**Extracted data entries**
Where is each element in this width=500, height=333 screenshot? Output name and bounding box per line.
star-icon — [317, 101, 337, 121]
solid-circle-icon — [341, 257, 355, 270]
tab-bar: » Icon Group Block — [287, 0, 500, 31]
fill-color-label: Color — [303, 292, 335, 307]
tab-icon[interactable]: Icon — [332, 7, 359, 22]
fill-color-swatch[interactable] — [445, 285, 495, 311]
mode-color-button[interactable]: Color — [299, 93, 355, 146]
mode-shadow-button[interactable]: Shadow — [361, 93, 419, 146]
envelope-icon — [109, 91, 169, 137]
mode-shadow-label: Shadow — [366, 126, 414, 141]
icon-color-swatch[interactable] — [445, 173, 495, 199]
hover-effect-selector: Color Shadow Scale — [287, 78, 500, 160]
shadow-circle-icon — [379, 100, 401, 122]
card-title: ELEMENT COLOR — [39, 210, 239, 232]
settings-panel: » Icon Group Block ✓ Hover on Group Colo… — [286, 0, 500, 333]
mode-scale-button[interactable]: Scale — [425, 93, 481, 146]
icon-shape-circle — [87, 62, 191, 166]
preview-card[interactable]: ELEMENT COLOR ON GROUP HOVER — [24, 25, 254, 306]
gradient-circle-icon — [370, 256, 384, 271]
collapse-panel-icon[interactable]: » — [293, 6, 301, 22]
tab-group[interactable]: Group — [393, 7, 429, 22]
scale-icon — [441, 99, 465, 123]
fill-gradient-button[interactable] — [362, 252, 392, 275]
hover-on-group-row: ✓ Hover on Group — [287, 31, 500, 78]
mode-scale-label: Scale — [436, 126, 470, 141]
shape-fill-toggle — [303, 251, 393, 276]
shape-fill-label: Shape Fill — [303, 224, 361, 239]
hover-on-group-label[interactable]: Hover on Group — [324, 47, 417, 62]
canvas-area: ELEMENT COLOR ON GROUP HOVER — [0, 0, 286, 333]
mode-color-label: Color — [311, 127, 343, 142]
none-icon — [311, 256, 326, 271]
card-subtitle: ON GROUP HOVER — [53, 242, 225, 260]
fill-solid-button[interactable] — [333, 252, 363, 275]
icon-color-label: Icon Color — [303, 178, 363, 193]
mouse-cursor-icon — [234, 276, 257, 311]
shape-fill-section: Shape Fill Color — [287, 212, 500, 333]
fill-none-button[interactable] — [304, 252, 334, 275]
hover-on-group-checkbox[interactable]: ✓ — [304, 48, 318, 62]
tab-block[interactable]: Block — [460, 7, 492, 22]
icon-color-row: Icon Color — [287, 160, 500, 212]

**WHAT TO DO**
Rewrite every line of the listing above as a numbered list, omitting any blank lines.

**SOLUTION TO THIS TASK**
1. Where is each element in this width=500, height=333 screenshot? Output name and bounding box per line.
2. star-icon — [317, 101, 337, 121]
3. solid-circle-icon — [341, 257, 355, 270]
4. tab-bar: » Icon Group Block — [287, 0, 500, 31]
5. fill-color-label: Color — [303, 292, 335, 307]
6. tab-icon[interactable]: Icon — [332, 7, 359, 22]
7. fill-color-swatch[interactable] — [445, 285, 495, 311]
8. mode-color-button[interactable]: Color — [299, 93, 355, 146]
9. mode-shadow-button[interactable]: Shadow — [361, 93, 419, 146]
10. envelope-icon — [109, 91, 169, 137]
11. mode-shadow-label: Shadow — [366, 126, 414, 141]
12. icon-color-swatch[interactable] — [445, 173, 495, 199]
13. hover-effect-selector: Color Shadow Scale — [287, 78, 500, 160]
14. shadow-circle-icon — [379, 100, 401, 122]
15. card-title: ELEMENT COLOR — [39, 210, 239, 232]
16. settings-panel: » Icon Group Block ✓ Hover on Group Colo… — [286, 0, 500, 333]
17. mode-scale-button[interactable]: Scale — [425, 93, 481, 146]
18. icon-shape-circle — [87, 62, 191, 166]
19. preview-card[interactable]: ELEMENT COLOR ON GROUP HOVER — [24, 25, 254, 306]
20. gradient-circle-icon — [370, 256, 384, 271]
21. collapse-panel-icon[interactable]: » — [293, 6, 301, 22]
22. tab-group[interactable]: Group — [393, 7, 429, 22]
23. scale-icon — [441, 99, 465, 123]
24. fill-gradient-button[interactable] — [362, 252, 392, 275]
25. hover-on-group-row: ✓ Hover on Group — [287, 31, 500, 78]
26. mode-scale-label: Scale — [436, 126, 470, 141]
27. shape-fill-toggle — [303, 251, 393, 276]
28. shape-fill-label: Shape Fill — [303, 224, 361, 239]
29. hover-on-group-label[interactable]: Hover on Group — [324, 47, 417, 62]
30. canvas-area: ELEMENT COLOR ON GROUP HOVER — [0, 0, 286, 333]
31. mode-color-label: Color — [311, 127, 343, 142]
32. none-icon — [311, 256, 326, 271]
33. card-subtitle: ON GROUP HOVER — [53, 242, 225, 260]
34. fill-solid-button[interactable] — [333, 252, 363, 275]
35. icon-color-label: Icon Color — [303, 178, 363, 193]
36. mouse-cursor-icon — [234, 276, 257, 311]
37. shape-fill-section: Shape Fill Color — [287, 212, 500, 333]
38. fill-none-button[interactable] — [304, 252, 334, 275]
39. hover-on-group-checkbox[interactable]: ✓ — [304, 48, 318, 62]
40. tab-block[interactable]: Block — [460, 7, 492, 22]
41. icon-color-row: Icon Color — [287, 160, 500, 212]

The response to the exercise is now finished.